+++ The input

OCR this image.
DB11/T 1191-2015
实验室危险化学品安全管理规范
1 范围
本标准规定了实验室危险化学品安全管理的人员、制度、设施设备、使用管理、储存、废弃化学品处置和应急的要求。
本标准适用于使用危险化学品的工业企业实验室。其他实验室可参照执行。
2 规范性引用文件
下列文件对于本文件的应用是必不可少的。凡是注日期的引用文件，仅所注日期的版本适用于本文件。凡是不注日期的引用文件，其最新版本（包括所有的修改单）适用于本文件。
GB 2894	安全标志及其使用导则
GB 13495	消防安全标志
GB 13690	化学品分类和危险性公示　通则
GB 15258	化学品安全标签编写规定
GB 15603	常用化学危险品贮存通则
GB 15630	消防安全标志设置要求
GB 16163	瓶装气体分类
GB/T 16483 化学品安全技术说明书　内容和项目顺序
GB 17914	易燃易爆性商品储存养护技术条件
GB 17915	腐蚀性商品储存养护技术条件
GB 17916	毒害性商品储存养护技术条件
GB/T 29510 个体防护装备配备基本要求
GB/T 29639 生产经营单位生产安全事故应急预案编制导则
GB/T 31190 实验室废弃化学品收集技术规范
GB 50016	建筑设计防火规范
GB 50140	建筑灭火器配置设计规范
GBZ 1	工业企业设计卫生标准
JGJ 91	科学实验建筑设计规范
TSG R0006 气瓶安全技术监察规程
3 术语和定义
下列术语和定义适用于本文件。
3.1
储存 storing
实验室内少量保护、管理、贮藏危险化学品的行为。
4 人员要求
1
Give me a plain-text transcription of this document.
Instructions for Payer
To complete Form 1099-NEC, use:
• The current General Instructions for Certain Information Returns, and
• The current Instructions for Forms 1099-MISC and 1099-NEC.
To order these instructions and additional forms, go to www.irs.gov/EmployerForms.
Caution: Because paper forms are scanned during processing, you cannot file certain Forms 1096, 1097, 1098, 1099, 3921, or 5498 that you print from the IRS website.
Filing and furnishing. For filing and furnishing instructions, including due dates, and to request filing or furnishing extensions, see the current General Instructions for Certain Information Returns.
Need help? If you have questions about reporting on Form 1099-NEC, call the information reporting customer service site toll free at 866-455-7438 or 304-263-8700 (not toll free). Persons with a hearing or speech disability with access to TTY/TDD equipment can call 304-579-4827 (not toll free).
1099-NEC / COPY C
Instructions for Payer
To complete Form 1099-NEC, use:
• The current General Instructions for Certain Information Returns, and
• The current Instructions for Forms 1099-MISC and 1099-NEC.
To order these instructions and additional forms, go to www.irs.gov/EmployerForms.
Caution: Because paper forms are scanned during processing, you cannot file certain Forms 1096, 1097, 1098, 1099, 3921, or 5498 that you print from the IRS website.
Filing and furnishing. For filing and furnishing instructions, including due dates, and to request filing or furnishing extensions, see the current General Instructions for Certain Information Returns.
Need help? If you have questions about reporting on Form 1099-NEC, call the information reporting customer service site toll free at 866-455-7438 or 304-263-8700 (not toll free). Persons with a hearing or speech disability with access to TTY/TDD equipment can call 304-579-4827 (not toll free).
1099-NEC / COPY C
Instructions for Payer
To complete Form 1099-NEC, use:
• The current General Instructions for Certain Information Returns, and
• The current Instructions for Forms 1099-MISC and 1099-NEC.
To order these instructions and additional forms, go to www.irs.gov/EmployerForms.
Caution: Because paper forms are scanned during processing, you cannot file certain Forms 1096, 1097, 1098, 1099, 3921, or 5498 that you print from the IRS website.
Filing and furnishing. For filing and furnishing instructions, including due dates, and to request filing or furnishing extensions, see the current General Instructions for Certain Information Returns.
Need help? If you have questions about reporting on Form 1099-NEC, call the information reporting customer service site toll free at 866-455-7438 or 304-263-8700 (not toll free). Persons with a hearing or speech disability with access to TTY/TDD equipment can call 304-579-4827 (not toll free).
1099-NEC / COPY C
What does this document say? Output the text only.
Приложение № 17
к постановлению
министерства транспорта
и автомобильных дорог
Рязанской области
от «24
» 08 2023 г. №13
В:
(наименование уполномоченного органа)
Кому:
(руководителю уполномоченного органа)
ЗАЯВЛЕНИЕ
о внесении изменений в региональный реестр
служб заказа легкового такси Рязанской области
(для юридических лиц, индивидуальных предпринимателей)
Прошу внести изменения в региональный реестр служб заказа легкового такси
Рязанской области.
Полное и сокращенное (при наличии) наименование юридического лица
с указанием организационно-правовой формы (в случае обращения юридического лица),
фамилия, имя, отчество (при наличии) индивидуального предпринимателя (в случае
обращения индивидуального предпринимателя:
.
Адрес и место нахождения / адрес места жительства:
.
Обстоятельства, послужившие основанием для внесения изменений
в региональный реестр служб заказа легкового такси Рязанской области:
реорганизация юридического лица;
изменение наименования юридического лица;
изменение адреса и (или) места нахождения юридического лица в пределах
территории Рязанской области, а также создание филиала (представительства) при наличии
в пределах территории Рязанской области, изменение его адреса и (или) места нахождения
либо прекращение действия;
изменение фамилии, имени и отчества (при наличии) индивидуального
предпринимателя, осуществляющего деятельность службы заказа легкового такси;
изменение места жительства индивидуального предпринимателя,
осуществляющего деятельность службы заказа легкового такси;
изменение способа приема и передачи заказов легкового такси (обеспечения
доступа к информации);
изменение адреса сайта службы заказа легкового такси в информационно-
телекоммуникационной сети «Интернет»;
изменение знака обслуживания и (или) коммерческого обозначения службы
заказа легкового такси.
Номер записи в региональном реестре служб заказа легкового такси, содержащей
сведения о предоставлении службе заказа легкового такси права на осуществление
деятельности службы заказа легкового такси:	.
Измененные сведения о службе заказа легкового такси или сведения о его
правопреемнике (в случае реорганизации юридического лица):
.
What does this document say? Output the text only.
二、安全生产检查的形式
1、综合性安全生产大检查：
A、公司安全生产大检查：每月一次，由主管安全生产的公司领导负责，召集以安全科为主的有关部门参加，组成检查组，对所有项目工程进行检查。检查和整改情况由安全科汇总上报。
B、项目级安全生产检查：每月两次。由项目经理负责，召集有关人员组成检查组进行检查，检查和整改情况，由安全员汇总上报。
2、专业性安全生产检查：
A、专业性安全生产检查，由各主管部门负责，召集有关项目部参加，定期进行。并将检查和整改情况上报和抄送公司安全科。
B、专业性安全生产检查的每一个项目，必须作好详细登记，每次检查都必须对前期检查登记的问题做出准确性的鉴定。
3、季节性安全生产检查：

++++++

Exercise aim =>
From the listing above, pick out every line containing "адреса".

Worked answer =>
изменение адреса и (или) места нахождения юридического лица в пределах
в пределах территории Рязанской области, изменение его адреса и (или) места нахождения
изменение адреса сайта службы заказа легкового такси в информационно-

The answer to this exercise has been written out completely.